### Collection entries
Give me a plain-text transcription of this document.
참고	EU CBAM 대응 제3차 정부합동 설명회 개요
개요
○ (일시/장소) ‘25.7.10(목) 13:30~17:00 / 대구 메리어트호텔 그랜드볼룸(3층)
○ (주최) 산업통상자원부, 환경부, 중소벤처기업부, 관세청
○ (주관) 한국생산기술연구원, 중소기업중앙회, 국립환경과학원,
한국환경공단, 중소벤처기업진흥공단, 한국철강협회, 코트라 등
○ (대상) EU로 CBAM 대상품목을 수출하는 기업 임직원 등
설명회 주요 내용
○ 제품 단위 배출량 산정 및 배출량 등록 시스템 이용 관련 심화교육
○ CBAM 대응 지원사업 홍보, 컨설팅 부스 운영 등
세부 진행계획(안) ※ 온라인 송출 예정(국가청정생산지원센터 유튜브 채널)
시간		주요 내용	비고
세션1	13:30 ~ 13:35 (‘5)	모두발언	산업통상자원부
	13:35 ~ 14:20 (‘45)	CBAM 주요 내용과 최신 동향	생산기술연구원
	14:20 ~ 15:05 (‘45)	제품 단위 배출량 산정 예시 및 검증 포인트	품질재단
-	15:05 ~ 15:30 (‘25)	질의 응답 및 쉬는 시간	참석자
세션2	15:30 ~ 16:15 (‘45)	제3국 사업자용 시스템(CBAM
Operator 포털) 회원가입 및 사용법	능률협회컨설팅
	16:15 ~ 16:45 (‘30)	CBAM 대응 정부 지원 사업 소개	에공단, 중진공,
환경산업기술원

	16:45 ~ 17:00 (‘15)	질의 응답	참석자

### Aim of the exercise
In the records above, find each line holding "CBAM" and copy it.

### Solution below
참고	EU CBAM 대응 제3차 정부합동 설명회 개요
○ (대상) EU로 CBAM 대상품목을 수출하는 기업 임직원 등
○ CBAM 대응 지원사업 홍보, 컨설팅 부스 운영 등
	13:35 ~ 14:20 (‘45)	CBAM 주요 내용과 최신 동향	생산기술연구원
세션2	15:30 ~ 16:15 (‘45)	제3국 사업자용 시스템(CBAM
	16:15 ~ 16:45 (‘30)	CBAM 대응 정부 지원 사업 소개	에공단, 중진공,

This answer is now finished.